___ DOCUMENT SEGMENT

No one could possibly say it wasn't sumptuously filmed, but so many things are these days.


----------



## Daryl (Feb 23, 2015)

Guy Rowland @ Mon Feb 23 said:


> The only award that really upset me (aside from the tainted Animation one), was Director. Birdman was the only film I saw last year where the director so got in the way of the story I couldn't even focus on it - it's pretty irritating to see that "look at me, ma" school of direction so rewarded, while Linklater's patience, subtlety and skill goes overlooked.


I really enjoyed Birdman, apart from the drumming, which, for me, got in the way far more than any director ever could.



Guy Rowland @ Mon Feb 23 said:


> But there I go, treating the awards as if they have any kind of genuine rationality behind them.


Exactly. Just consider that unless a film is regarded as "good", nobody on the film has a chance of winning. To me that makes most of the supporting awards, like costumes, design, music, make-up etc. meaningless. If an award really was for the best, one should be able to win in some categories even with a bad film. It's pretty obvious that this is not the case.

D


----------



## Soundhound (Feb 23, 2015)

Well that's what makes a horse race. I loved Birdman. I thought it was smart, funny, a fully realized idea. The performances I thought were stunning. I didnt even notice the way or was shot, it all felt of a piece to me.


----------



## AC986 (Feb 23, 2015)

The only thing I'm happy about is the American guy who won for Whiplash. He's a really great character actor and been going for years. I think he also won a bafta.

______
___ DATA

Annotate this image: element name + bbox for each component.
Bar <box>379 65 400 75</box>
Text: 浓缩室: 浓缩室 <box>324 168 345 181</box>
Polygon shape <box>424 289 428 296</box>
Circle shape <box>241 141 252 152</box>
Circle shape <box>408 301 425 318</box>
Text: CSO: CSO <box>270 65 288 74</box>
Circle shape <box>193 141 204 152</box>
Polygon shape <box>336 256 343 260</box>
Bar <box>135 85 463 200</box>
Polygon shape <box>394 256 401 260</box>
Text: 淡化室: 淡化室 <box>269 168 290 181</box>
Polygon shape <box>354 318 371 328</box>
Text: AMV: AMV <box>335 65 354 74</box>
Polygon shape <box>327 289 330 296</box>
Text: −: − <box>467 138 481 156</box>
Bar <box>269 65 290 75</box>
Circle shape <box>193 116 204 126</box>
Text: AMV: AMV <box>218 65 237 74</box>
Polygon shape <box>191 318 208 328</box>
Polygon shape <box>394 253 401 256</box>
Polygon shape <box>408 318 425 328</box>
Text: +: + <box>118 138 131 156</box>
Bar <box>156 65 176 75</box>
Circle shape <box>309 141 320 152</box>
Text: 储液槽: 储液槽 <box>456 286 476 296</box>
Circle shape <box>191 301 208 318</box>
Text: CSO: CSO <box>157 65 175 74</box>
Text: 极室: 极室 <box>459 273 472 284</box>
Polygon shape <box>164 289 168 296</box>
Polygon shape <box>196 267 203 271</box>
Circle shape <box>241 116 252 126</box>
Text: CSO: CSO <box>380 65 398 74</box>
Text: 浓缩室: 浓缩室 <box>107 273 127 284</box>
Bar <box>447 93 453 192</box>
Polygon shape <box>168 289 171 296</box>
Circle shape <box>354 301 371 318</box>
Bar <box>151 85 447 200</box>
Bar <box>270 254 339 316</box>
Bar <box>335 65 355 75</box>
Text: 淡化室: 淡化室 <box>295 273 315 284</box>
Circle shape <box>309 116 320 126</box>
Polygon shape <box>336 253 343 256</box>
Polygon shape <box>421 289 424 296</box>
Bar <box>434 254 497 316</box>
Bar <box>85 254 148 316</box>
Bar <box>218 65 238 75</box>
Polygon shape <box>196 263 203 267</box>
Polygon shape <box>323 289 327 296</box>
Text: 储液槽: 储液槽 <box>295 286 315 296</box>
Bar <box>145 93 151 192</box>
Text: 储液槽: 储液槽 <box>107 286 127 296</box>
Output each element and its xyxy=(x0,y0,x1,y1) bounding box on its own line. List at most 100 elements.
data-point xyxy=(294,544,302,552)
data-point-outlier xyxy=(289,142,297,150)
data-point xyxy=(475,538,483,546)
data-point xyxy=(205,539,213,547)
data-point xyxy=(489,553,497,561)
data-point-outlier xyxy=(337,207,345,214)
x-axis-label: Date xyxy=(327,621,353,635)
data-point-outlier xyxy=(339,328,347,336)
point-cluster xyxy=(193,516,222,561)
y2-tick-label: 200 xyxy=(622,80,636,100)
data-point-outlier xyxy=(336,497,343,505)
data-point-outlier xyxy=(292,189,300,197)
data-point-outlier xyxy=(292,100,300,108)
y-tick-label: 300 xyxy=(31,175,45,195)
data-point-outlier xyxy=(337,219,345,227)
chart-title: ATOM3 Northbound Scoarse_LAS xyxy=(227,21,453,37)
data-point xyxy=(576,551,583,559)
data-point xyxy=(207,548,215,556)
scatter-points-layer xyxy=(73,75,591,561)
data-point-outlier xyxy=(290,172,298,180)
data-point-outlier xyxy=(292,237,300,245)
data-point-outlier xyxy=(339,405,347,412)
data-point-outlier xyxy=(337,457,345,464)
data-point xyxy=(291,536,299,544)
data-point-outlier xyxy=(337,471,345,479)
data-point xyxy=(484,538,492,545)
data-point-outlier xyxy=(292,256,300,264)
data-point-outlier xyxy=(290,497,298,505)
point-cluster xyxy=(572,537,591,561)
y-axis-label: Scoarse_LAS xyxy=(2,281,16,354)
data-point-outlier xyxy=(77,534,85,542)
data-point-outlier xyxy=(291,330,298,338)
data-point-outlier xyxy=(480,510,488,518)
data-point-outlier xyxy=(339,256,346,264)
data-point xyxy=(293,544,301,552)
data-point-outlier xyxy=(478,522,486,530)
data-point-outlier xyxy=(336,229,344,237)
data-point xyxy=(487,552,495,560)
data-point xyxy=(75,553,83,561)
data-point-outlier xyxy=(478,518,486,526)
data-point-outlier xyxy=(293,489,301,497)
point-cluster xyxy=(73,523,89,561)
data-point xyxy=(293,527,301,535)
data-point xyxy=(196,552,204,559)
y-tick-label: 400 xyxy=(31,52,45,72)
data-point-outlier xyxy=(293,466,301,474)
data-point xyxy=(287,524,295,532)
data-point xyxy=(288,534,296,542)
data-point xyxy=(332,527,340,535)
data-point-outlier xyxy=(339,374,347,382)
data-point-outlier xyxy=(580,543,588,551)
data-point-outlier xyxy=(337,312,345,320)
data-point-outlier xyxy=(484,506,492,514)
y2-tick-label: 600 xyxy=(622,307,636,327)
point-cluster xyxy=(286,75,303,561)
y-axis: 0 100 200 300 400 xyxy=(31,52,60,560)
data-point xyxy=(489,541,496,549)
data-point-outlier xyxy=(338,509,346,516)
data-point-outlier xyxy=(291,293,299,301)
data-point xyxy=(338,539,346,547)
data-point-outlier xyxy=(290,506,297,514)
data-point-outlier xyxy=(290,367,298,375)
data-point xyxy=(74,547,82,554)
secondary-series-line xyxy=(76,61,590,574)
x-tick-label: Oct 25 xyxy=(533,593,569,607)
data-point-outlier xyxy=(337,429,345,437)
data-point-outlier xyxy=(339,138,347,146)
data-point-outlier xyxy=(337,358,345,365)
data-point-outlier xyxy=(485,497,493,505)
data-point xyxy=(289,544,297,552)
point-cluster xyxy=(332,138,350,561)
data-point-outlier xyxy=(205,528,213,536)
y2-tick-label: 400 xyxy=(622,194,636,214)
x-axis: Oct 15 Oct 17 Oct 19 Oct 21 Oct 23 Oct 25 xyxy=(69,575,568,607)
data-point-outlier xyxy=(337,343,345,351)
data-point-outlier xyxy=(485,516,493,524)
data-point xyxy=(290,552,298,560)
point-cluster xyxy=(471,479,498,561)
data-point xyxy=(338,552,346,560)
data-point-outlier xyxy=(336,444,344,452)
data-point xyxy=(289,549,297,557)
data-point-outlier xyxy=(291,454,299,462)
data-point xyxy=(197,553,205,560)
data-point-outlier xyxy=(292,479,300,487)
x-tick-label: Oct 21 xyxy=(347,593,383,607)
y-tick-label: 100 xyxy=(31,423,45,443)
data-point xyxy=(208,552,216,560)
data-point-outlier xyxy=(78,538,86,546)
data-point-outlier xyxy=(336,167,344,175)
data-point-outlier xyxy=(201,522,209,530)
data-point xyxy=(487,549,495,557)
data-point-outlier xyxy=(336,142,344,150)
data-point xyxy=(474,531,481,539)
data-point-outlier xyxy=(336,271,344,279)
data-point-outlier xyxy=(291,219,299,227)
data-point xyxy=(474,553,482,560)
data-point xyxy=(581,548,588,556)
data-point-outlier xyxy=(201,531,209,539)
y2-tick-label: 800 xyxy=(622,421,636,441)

______

* EXERCISE INSTRUCTIONS *
- A) Answer these questions about the awards discussion, each on its own line:
(i) Apart from the Animation award, which award upset Guy Rowland?
(ii) What did Daryl say got in the way of Birdman for him?
(iii) For which film did the American actor AC986 mentions win?
- B) Switch "horse race" to "close contest" and write out the part of the awards discussion starting at "Well that's what" and ending at "won a bafta.".
You can leave the listing aside; it isn't needed here.

* ANSWERS FOR THIS EXERCISE *
- A)
(i) Director
(ii) The drumming
(iii) Whiplash

- B)
Well that's what makes a close contest. I loved Birdman. I thought it was smart, funny, a fully realized idea. The performances I thought were stunning. I didnt even notice the way or was shot, it all felt of a piece to me.


----------



## AC986 (Feb 23, 2015)

The only thing I'm happy about is the American guy who won for Whiplash. He's a really great character actor and been going for years. I think he also won a bafta.